OBJECTIVE ▸ Will you give every entry again exactly as it stands?

─── RECORDS PROVIDED

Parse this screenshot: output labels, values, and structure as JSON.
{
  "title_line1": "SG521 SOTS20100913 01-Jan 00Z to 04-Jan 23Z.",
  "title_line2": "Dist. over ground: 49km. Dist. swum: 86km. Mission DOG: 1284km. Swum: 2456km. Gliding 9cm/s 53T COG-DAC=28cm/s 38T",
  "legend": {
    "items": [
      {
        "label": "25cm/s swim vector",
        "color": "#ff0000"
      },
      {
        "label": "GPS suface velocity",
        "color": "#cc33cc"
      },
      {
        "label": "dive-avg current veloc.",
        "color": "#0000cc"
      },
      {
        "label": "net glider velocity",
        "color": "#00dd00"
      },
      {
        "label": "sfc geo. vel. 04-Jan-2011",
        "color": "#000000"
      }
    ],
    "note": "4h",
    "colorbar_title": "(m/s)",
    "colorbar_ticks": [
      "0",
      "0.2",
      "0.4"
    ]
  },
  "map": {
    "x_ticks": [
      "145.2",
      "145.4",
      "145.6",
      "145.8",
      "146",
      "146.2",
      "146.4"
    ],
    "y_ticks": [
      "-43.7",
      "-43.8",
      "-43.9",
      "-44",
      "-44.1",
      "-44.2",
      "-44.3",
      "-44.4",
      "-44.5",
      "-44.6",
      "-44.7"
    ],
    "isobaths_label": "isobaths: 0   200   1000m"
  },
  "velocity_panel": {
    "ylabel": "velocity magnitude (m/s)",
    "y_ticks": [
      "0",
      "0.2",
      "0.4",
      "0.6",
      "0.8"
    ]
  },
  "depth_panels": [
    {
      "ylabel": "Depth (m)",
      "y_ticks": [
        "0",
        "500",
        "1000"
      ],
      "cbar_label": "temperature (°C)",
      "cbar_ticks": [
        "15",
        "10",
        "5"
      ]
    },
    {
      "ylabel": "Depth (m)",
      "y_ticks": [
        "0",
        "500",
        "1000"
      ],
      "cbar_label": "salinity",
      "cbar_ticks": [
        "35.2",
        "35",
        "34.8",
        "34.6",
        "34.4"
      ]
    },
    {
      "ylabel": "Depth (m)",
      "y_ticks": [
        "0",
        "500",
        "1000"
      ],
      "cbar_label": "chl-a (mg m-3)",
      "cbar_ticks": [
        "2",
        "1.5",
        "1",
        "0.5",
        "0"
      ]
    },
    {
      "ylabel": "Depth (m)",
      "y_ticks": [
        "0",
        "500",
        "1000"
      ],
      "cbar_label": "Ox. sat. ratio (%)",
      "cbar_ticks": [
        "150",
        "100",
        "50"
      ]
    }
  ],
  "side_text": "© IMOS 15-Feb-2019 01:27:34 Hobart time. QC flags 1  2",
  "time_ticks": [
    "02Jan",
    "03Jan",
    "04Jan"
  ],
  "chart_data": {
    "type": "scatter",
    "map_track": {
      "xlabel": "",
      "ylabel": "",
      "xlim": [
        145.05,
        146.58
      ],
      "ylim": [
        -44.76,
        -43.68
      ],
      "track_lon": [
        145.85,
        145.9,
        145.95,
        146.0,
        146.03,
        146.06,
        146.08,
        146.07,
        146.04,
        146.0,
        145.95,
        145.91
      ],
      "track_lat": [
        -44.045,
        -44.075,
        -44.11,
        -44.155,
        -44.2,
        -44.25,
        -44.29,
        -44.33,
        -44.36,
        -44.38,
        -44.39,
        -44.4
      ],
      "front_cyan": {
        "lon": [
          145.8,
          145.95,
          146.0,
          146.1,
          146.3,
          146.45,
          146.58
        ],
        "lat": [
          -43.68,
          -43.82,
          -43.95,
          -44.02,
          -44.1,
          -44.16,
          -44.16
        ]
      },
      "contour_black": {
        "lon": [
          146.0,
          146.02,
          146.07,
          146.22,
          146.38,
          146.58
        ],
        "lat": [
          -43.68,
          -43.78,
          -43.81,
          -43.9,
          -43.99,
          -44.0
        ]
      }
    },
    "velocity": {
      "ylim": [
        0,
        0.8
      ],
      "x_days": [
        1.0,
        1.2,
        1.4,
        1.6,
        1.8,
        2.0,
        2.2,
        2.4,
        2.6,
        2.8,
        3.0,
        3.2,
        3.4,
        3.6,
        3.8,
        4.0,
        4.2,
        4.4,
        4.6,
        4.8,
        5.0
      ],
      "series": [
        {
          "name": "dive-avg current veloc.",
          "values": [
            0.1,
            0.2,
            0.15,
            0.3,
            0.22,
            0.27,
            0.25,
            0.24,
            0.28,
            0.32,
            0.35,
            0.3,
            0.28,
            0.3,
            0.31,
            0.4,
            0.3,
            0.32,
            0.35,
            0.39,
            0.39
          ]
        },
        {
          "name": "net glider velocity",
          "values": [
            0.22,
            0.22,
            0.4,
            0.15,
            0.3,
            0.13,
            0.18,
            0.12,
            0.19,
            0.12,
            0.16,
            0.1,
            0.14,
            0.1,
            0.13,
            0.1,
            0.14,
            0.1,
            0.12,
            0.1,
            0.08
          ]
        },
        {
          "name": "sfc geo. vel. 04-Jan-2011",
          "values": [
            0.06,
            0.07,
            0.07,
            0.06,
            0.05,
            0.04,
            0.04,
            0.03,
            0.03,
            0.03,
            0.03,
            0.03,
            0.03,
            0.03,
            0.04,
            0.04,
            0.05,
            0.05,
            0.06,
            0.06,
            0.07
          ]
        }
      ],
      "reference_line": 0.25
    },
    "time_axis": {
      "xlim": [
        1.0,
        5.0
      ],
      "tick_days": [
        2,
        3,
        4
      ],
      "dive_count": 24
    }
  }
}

──────

OUTPUT BELOW ▸
Parse this screenshot: output labels, values, and structure as JSON.
{
  "title_line1": "SG521 SOTS20100913 01-Jan 00Z to 04-Jan 23Z.",
  "title_line2": "Dist. over ground: 49km. Dist. swum: 86km. Mission DOG: 1284km. Swum: 2456km. Gliding 9cm/s 53T COG-DAC=28cm/s 38T",
  "legend": {
    "items": [
      {
        "label": "25cm/s swim vector",
        "color": "#ff0000"
      },
      {
        "label": "GPS suface velocity",
        "color": "#cc33cc"
      },
      {
        "label": "dive-avg current veloc.",
        "color": "#0000cc"
      },
      {
        "label": "net glider velocity",
        "color": "#00dd00"
      },
      {
        "label": "sfc geo. vel. 04-Jan-2011",
        "color": "#000000"
      }
    ],
    "note": "4h",
    "colorbar_title": "(m/s)",
    "colorbar_ticks": [
      "0",
      "0.2",
      "0.4"
    ]
  },
  "map": {
    "x_ticks": [
      "145.2",
      "145.4",
      "145.6",
      "145.8",
      "146",
      "146.2",
      "146.4"
    ],
    "y_ticks": [
      "-43.7",
      "-43.8",
      "-43.9",
      "-44",
      "-44.1",
      "-44.2",
      "-44.3",
      "-44.4",
      "-44.5",
      "-44.6",
      "-44.7"
    ],
    "isobaths_label": "isobaths: 0   200   1000m"
  },
  "velocity_panel": {
    "ylabel": "velocity magnitude (m/s)",
    "y_ticks": [
      "0",
      "0.2",
      "0.4",
      "0.6",
      "0.8"
    ]
  },
  "depth_panels": [
    {
      "ylabel": "Depth (m)",
      "y_ticks": [
        "0",
        "500",
        "1000"
      ],
      "cbar_label": "temperature (°C)",
      "cbar_ticks": [
        "15",
        "10",
        "5"
      ]
    },
    {
      "ylabel": "Depth (m)",
      "y_ticks": [
        "0",
        "500",
        "1000"
      ],
      "cbar_label": "salinity",
      "cbar_ticks": [
        "35.2",
        "35",
        "34.8",
        "34.6",
        "34.4"
      ]
    },
    {
      "ylabel": "Depth (m)",
      "y_ticks": [
        "0",
        "500",
        "1000"
      ],
      "cbar_label": "chl-a (mg m-3)",
      "cbar_ticks": [
        "2",
        "1.5",
        "1",
        "0.5",
        "0"
      ]
    },
    {
      "ylabel": "Depth (m)",
      "y_ticks": [
        "0",
        "500",
        "1000"
      ],
      "cbar_label": "Ox. sat. ratio (%)",
      "cbar_ticks": [
        "150",
        "100",
        "50"
      ]
    }
  ],
  "side_text": "© IMOS 15-Feb-2019 01:27:34 Hobart time. QC flags 1  2",
  "time_ticks": [
    "02Jan",
    "03Jan",
    "04Jan"
  ],
  "chart_data": {
    "type": "scatter",
    "map_track": {
      "xlabel": "",
      "ylabel": "",
      "xlim": [
        145.05,
        146.58
      ],
      "ylim": [
        -44.76,
        -43.68
      ],
      "track_lon": [
        145.85,
        145.9,
        145.95,
        146.0,
        146.03,
        146.06,
        146.08,
        146.07,
        146.04,
        146.0,
        145.95,
        145.91
      ],
      "track_lat": [
        -44.045,
        -44.075,
        -44.11,
        -44.155,
        -44.2,
        -44.25,
        -44.29,
        -44.33,
        -44.36,
        -44.38,
        -44.39,
        -44.4
      ],
      "front_cyan": {
        "lon": [
          145.8,
          145.95,
          146.0,
          146.1,
          146.3,
          146.45,
          146.58
        ],
        "lat": [
          -43.68,
          -43.82,
          -43.95,
          -44.02,
          -44.1,
          -44.16,
          -44.16
        ]
      },
      "contour_black": {
        "lon": [
          146.0,
          146.02,
          146.07,
          146.22,
          146.38,
          146.58
        ],
        "lat": [
          -43.68,
          -43.78,
          -43.81,
          -43.9,
          -43.99,
          -44.0
        ]
      }
    },
    "velocity": {
      "ylim": [
        0,
        0.8
      ],
      "x_days": [
        1.0,
        1.2,
        1.4,
        1.6,
        1.8,
        2.0,
        2.2,
        2.4,
        2.6,
        2.8,
        3.0,
        3.2,
        3.4,
        3.6,
        3.8,
        4.0,
        4.2,
        4.4,
        4.6,
        4.8,
        5.0
      ],
      "series": [
        {
          "name": "dive-avg current veloc.",
          "values": [
            0.1,
            0.2,
            0.15,
            0.3,
            0.22,
            0.27,
            0.25,
            0.24,
            0.28,
            0.32,
            0.35,
            0.3,
            0.28,
            0.3,
            0.31,
            0.4,
            0.3,
            0.32,
            0.35,
            0.39,
            0.39
          ]
        },
        {
          "name": "net glider velocity",
          "values": [
            0.22,
            0.22,
            0.4,
            0.15,
            0.3,
            0.13,
            0.18,
            0.12,
            0.19,
            0.12,
            0.16,
            0.1,
            0.14,
            0.1,
            0.13,
            0.1,
            0.14,
            0.1,
            0.12,
            0.1,
            0.08
          ]
        },
        {
          "name": "sfc geo. vel. 04-Jan-2011",
          "values": [
            0.06,
            0.07,
            0.07,
            0.06,
            0.05,
            0.04,
            0.04,
            0.03,
            0.03,
            0.03,
            0.03,
            0.03,
            0.03,
            0.03,
            0.04,
            0.04,
            0.05,
            0.05,
            0.06,
            0.06,
            0.07
          ]
        }
      ],
      "reference_line": 0.25
    },
    "time_axis": {
      "xlim": [
        1.0,
        5.0
      ],
      "tick_days": [
        2,
        3,
        4
      ],
      "dive_count": 24
    }
  }
}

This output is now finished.